Testo della pagina:
= = =

L’ospite che divide

(5 Giu 07)

Lucia Annunziata
La destra lo desidera, molti dentro il centrosinistra cominciano magari ad augurarselo, ma in verità l’unico soggetto politico che oggi potrebbe davvero staccare la spina al governo Prodi è l’area della sinistra radicale. E la tentazione è lì, a portata di mano.

Ieri il premier è stato contestato nell’ultimo dei luoghi dove sarebbe dovuto accadere: nelle aule in cui si sta svolgendo il Festival dell’Economia di Trento, un evento diventato, al suo secondo anno, un esempio di quanto grande sia lo spazio in Italia per luoghi dove si discute con serietà di cose serie. Il Comitato scientifico è coordinato da Tito Boeri, economista che guida anche l’agguerrito gruppo di esperti raccolto intorno al sito La voce.info. Fra gli ospiti, il fior fiore dell’intellighentsia del Paese.

= = =

Compito 1:
Trascrivi dall'articolo sul governo Prodi il passo che va da "Lucia Annunziata" fino a "portata di mano.".
Compito 2:
Elenca le aree politiche nominate nel primo paragrafo dell'articolo sul governo Prodi.
Compito 3:
Scrivi il seguito dell'articolo sul governo Prodi, ripartendo dopo l'ultima frase riportata.
Le registrazioni che vengono dopo costituiscono un materiale a sé, distinto dall'articolo.

= = =

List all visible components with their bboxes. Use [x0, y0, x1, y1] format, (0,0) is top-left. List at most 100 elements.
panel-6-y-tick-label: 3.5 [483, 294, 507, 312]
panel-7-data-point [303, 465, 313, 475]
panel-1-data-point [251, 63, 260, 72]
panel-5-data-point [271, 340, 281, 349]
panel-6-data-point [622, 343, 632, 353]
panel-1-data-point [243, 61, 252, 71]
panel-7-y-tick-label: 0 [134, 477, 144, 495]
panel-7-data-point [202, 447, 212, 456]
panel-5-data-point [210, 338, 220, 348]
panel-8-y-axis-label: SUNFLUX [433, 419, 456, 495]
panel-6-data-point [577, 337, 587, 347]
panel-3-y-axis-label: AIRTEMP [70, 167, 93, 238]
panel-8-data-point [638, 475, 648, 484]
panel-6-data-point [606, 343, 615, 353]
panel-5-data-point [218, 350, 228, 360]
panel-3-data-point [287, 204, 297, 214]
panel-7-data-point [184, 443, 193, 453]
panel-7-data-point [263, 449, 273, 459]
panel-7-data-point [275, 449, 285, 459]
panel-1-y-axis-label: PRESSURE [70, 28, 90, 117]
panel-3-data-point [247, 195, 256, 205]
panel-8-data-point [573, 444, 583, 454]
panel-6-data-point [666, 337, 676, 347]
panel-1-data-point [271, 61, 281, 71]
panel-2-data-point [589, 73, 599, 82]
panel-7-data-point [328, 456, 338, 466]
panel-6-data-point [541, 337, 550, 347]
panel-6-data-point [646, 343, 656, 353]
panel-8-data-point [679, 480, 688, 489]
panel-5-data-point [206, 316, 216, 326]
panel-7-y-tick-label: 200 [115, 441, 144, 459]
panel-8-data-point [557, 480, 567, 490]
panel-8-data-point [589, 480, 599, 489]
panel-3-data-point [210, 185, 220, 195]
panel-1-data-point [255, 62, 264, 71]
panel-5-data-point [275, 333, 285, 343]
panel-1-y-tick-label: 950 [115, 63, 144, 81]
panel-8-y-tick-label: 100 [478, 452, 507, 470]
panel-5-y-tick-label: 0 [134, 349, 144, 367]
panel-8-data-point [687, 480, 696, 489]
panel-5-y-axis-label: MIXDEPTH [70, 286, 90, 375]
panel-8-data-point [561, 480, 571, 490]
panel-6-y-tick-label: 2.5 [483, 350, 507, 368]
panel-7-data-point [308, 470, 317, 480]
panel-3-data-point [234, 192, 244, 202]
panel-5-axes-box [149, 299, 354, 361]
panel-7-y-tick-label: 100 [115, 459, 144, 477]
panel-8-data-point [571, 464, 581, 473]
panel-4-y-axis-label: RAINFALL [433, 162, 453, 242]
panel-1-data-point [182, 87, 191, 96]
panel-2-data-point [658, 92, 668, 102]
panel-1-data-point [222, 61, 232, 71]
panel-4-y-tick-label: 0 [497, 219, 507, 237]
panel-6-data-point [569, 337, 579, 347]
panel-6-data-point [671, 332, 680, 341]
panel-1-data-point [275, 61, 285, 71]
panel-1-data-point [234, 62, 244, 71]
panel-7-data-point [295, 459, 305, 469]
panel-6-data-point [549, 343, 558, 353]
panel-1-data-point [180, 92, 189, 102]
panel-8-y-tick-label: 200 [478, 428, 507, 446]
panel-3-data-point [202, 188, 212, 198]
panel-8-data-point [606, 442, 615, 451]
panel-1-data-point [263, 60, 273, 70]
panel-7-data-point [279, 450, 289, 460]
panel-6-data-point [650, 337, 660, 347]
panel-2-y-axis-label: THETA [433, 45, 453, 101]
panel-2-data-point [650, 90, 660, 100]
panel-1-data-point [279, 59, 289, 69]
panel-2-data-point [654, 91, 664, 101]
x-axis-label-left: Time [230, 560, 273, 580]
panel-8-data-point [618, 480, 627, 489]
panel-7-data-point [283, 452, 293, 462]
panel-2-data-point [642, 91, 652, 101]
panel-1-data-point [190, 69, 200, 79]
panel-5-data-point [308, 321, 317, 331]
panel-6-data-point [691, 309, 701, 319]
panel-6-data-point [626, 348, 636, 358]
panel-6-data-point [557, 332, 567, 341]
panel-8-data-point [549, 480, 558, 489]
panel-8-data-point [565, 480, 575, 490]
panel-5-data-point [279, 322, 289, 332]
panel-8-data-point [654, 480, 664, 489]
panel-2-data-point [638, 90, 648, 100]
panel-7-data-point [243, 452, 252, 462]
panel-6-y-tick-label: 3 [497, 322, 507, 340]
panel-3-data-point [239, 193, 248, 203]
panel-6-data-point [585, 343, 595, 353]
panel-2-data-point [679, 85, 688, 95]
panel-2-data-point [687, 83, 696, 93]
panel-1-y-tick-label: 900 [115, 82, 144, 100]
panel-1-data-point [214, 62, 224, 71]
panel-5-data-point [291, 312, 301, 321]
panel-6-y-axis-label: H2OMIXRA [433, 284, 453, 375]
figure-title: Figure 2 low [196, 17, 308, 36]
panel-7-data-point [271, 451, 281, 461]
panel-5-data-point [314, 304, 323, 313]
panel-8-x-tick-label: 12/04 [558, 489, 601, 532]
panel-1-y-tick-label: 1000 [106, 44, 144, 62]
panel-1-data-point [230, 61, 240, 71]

= = =

Risposta scritta 1:
Lucia Annunziata
La destra lo desidera, molti dentro il centrosinistra cominciano magari ad augurarselo, ma in verità l’unico soggetto politico che oggi potrebbe davvero staccare la spina al governo Prodi è l’area della sinistra radicale. E la tentazione è lì, a portata di mano.

Risposta scritta 2:
la destra; il centrosinistra; l'area della sinistra radicale

Risposta scritta 3:
Trento è dunque per definizione e aspirazione un evento pensoso e prestigioso, molto incline – senza esserlo passivamente – al centrosinistra. Insomma, un posto dove il premier del governo attuale, per altro professore a pieno titolo, avrebbe dovuto arrivare come per una passeggiata. Invece c’è stata la contestazione, una protesta la cui radice di sinistra è stata messa ben in chiaro dalla signora che è salita sul palco e che si è presentata dicendo: «Sono una delle persone che l’ha votata e che si è sentita tradita».

Non è la prima volta che accade e i fischi ai premier sono davvero il sale della democrazia. Ma qualcosa distingue l’episodio di ieri da altri precedenti: la tempistica. La protesta di Trento apre una settimana in cui lo scontro fra il governo e la sua parte di forze politiche radicali – Rifondazione, Verdi, Comunisti – si materializzerà senza sottigliezze.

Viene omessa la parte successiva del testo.